_Work instructions_. Please give the number of lines in the material below that contain "species", without further comment.
[Given entries — start]
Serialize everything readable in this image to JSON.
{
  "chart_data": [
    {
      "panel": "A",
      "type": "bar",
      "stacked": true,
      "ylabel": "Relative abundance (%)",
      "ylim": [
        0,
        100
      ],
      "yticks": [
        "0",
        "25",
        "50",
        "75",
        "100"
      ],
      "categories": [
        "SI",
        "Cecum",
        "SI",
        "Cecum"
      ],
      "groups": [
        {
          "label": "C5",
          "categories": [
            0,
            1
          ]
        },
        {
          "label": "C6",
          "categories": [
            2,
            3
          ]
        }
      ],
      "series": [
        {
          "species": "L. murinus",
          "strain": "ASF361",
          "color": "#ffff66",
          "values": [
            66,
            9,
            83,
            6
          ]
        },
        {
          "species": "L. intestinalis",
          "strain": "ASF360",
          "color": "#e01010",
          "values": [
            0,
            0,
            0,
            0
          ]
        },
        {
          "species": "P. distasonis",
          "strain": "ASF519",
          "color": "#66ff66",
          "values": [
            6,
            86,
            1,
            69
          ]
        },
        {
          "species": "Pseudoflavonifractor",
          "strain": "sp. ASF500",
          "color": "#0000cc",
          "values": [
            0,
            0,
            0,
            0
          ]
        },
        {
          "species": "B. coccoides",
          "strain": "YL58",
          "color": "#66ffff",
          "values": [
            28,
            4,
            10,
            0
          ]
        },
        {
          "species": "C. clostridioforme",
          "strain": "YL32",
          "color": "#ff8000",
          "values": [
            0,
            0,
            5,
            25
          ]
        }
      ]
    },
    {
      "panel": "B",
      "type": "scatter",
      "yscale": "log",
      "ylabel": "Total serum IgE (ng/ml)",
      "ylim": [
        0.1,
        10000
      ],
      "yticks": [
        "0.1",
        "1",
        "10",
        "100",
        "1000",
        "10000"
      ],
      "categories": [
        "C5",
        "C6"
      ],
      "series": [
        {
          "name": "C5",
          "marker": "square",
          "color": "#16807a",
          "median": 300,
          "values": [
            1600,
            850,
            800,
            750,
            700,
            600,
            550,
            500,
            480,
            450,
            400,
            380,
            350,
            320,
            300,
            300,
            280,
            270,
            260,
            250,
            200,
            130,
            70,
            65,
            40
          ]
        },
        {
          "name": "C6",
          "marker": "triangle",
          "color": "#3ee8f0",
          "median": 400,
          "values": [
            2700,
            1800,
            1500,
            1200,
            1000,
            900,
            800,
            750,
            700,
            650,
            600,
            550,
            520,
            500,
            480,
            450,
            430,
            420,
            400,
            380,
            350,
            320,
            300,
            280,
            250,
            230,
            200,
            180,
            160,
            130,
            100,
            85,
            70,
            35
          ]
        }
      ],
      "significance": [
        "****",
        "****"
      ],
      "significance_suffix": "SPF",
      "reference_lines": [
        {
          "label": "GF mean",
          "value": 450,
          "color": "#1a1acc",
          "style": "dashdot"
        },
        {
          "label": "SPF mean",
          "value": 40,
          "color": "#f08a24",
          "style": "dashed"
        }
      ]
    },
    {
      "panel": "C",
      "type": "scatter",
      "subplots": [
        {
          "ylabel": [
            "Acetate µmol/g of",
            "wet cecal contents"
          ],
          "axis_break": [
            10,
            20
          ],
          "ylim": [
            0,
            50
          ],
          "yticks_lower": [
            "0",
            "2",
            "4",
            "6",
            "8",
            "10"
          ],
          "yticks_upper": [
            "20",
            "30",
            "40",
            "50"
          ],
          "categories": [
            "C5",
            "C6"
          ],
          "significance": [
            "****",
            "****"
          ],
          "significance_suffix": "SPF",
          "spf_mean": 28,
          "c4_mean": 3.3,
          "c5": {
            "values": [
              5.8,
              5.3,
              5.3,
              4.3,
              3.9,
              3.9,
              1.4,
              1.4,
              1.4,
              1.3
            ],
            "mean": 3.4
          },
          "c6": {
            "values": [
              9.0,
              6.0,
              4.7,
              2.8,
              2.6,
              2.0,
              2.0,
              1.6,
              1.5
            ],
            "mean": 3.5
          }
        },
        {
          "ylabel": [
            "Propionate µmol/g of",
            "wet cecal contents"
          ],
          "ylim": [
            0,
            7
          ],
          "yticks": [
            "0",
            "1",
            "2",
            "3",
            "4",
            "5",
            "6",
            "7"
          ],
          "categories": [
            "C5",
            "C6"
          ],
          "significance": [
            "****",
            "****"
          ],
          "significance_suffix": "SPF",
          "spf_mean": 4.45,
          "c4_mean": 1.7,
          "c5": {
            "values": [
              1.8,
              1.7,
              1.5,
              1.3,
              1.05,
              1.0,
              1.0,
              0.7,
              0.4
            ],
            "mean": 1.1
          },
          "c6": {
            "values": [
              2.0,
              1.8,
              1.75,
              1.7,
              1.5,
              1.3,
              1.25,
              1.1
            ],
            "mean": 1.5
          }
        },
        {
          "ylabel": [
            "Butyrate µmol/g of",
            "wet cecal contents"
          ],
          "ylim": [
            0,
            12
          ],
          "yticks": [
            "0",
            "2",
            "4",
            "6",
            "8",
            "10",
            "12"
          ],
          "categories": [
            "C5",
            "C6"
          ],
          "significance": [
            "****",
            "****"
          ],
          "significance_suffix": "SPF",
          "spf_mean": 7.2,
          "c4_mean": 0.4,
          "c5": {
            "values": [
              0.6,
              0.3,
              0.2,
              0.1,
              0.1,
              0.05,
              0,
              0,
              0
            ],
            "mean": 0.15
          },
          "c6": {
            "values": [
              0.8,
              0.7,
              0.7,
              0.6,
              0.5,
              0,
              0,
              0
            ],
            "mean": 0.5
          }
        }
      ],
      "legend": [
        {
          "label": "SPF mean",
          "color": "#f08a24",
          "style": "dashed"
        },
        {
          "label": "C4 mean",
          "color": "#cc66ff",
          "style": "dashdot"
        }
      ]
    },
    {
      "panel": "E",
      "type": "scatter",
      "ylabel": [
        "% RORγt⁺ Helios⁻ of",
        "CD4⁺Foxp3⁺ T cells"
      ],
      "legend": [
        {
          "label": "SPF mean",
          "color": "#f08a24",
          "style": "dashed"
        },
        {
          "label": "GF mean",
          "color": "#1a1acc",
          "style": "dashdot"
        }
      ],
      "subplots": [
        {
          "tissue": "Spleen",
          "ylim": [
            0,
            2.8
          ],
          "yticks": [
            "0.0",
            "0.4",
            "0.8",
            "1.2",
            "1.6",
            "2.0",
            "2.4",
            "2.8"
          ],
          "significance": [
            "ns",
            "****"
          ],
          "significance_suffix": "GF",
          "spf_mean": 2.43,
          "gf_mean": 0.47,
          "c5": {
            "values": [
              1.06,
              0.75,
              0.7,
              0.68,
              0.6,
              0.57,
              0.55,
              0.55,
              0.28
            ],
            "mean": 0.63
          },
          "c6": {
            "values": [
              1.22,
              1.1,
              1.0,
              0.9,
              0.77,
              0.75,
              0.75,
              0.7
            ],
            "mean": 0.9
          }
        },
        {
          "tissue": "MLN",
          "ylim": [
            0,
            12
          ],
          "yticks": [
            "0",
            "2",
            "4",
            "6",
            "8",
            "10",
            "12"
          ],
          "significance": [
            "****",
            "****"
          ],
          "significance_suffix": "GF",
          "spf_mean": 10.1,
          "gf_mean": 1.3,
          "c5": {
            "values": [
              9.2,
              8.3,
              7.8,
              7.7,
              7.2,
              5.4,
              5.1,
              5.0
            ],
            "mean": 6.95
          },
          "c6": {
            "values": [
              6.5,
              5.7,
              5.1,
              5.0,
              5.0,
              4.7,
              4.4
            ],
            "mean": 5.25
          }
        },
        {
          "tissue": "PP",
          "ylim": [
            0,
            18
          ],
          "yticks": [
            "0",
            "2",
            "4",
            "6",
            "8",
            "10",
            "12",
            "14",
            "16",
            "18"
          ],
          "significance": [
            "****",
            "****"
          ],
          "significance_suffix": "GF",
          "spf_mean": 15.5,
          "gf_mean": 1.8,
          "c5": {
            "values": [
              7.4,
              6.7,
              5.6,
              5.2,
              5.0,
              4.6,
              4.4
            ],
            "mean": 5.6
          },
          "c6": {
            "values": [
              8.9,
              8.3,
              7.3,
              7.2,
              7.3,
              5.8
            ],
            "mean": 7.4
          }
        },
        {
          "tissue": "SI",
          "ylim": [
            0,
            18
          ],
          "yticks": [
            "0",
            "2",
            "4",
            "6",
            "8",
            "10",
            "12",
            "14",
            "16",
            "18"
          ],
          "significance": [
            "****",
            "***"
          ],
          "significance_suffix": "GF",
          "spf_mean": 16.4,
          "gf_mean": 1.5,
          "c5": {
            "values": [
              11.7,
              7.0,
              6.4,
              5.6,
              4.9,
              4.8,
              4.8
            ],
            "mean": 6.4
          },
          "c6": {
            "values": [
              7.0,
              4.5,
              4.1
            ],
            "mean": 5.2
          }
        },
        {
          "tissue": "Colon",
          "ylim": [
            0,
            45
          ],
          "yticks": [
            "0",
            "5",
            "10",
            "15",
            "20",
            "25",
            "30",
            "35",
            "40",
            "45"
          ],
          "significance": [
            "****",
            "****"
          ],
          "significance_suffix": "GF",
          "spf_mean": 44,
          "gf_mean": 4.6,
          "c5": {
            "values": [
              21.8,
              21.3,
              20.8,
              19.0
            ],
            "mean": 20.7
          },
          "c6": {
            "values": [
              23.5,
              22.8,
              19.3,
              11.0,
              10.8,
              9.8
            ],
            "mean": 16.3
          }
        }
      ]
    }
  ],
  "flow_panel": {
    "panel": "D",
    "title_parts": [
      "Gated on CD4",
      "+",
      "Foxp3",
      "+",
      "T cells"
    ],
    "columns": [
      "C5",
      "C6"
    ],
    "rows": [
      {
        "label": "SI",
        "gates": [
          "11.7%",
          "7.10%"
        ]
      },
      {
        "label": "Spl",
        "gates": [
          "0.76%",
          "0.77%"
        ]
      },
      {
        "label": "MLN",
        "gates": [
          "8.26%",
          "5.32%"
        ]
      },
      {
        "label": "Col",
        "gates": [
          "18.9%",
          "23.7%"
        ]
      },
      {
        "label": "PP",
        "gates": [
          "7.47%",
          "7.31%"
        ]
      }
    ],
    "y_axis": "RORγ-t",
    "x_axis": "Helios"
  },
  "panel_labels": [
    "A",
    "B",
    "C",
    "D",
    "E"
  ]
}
[Given entries — finish]
_Result of this exercise_. 6